• WHAT THIS TASK INVOLVES: Every line of the material is to be quoted verbatim, minus the pictures.

• Data listing:

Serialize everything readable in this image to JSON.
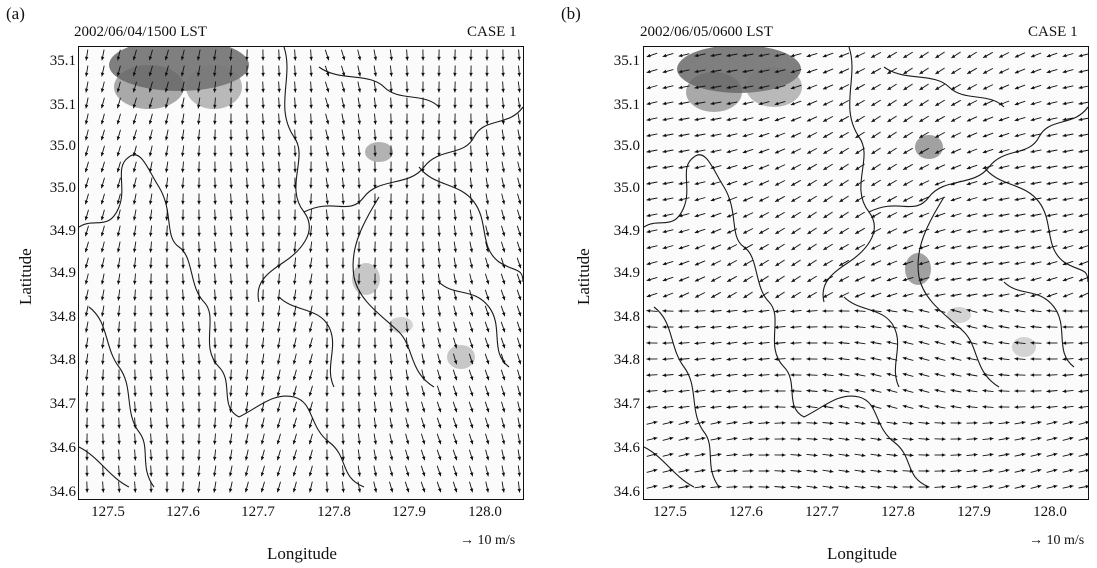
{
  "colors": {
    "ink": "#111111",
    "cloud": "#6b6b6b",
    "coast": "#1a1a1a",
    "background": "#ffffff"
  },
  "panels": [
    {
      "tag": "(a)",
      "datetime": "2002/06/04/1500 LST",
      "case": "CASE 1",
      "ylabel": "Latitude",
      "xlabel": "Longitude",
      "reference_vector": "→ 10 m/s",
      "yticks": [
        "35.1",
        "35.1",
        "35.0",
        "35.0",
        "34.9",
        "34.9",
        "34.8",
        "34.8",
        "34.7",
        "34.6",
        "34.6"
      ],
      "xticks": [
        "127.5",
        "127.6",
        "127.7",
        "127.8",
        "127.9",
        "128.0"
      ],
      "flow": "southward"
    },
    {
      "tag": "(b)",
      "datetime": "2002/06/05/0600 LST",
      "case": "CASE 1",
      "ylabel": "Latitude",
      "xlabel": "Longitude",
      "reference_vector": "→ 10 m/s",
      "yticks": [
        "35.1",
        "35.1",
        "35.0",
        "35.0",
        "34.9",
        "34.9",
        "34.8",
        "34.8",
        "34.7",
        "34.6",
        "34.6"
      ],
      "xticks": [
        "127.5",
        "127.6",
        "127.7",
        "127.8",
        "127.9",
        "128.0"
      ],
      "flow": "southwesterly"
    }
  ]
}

• EXERCISE SOLUTION:
Serialize everything readable in this image to JSON.
{
  "colors": {
    "ink": "#111111",
    "cloud": "#6b6b6b",
    "coast": "#1a1a1a",
    "background": "#ffffff"
  },
  "panels": [
    {
      "tag": "(a)",
      "datetime": "2002/06/04/1500 LST",
      "case": "CASE 1",
      "ylabel": "Latitude",
      "xlabel": "Longitude",
      "reference_vector": "→ 10 m/s",
      "yticks": [
        "35.1",
        "35.1",
        "35.0",
        "35.0",
        "34.9",
        "34.9",
        "34.8",
        "34.8",
        "34.7",
        "34.6",
        "34.6"
      ],
      "xticks": [
        "127.5",
        "127.6",
        "127.7",
        "127.8",
        "127.9",
        "128.0"
      ],
      "flow": "southward"
    },
    {
      "tag": "(b)",
      "datetime": "2002/06/05/0600 LST",
      "case": "CASE 1",
      "ylabel": "Latitude",
      "xlabel": "Longitude",
      "reference_vector": "→ 10 m/s",
      "yticks": [
        "35.1",
        "35.1",
        "35.0",
        "35.0",
        "34.9",
        "34.9",
        "34.8",
        "34.8",
        "34.7",
        "34.6",
        "34.6"
      ],
      "xticks": [
        "127.5",
        "127.6",
        "127.7",
        "127.8",
        "127.9",
        "128.0"
      ],
      "flow": "southwesterly"
    }
  ]
}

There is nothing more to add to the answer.